**Written task**
From the line containing "Transcribe this image's" through the last line of the entries, output the text exactly. Pictures stay out.

[Dataset items]
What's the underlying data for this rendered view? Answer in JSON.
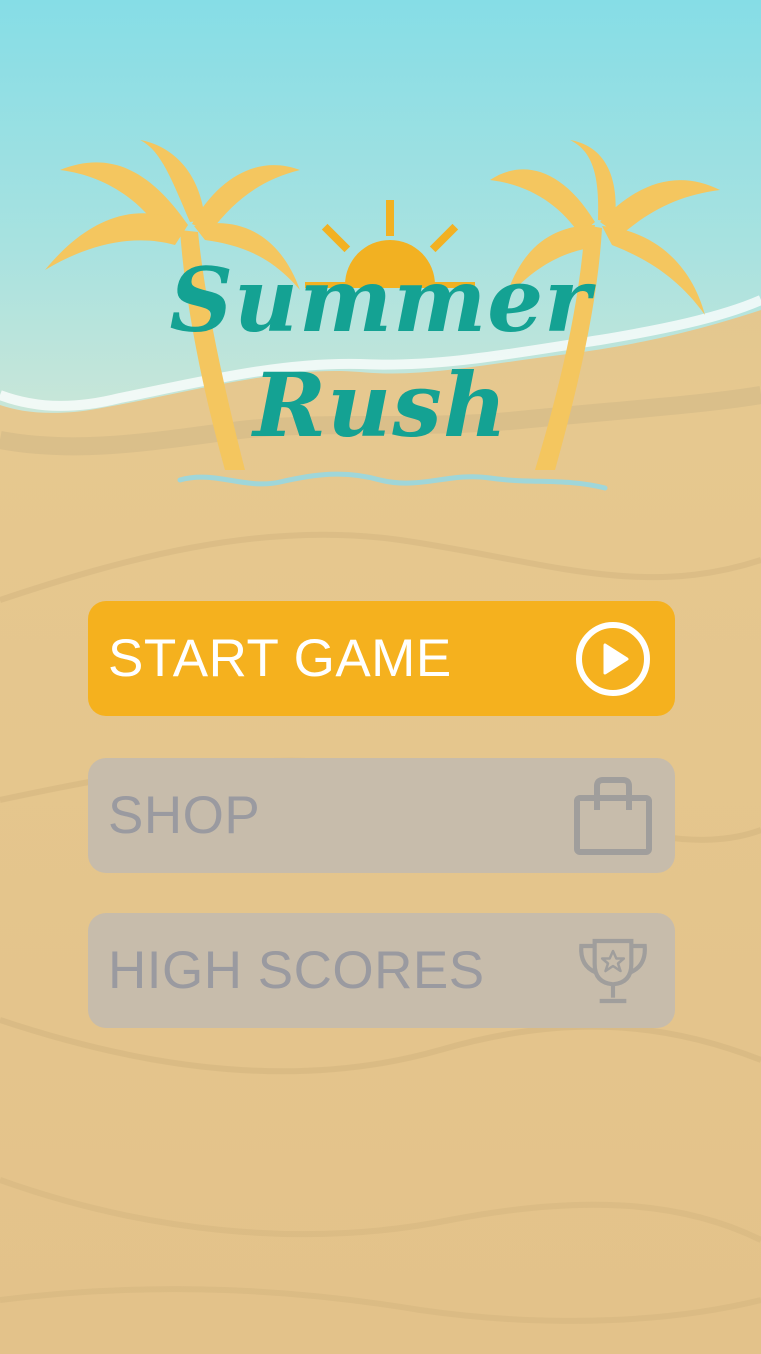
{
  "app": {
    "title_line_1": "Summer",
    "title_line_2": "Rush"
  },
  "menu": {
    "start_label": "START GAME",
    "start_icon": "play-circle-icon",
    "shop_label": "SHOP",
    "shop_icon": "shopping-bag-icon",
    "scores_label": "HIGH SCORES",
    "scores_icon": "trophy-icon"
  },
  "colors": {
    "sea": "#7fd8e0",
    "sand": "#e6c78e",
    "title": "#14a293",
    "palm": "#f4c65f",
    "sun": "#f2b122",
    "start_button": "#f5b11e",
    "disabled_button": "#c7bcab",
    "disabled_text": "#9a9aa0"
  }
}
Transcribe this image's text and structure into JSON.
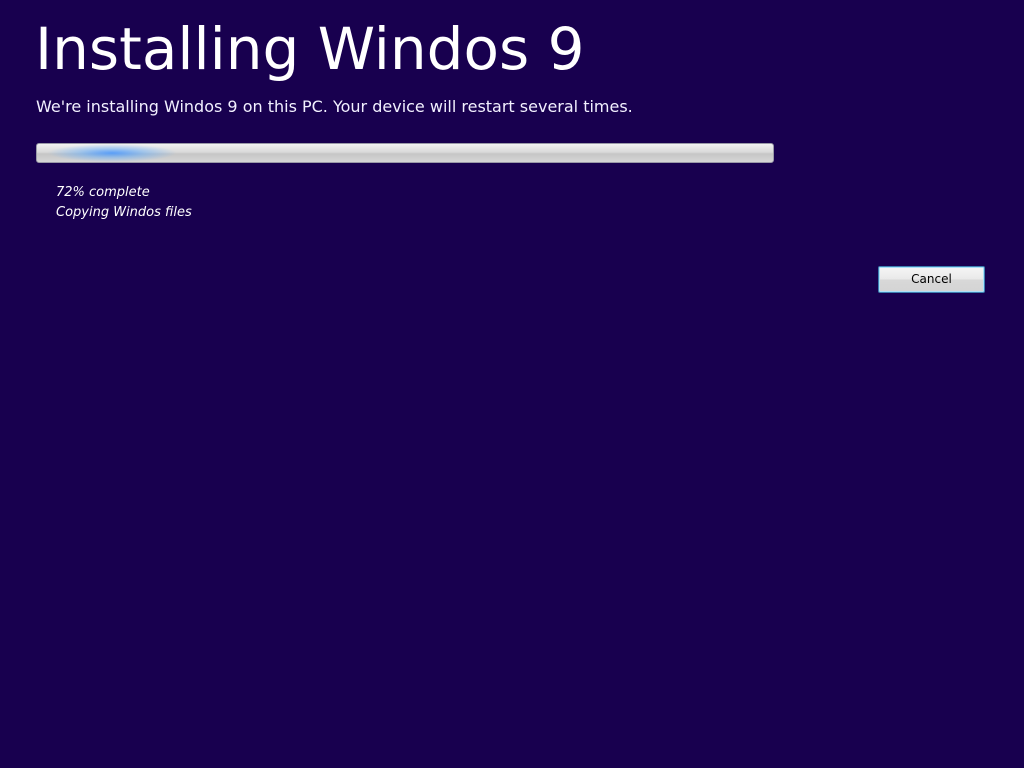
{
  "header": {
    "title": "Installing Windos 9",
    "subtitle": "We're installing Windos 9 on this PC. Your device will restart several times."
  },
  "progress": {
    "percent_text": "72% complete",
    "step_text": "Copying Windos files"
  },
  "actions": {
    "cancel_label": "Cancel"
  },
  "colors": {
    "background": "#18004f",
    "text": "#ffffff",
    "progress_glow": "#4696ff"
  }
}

**Completed exercise**
Transcribe this image's text and structure into JSON.
{
  "header": {
    "title": "Installing Windos 9",
    "subtitle": "We're installing Windos 9 on this PC. Your device will restart several times."
  },
  "progress": {
    "percent_text": "72% complete",
    "step_text": "Copying Windos files"
  },
  "actions": {
    "cancel_label": "Cancel"
  },
  "colors": {
    "background": "#18004f",
    "text": "#ffffff",
    "progress_glow": "#4696ff"
  }
}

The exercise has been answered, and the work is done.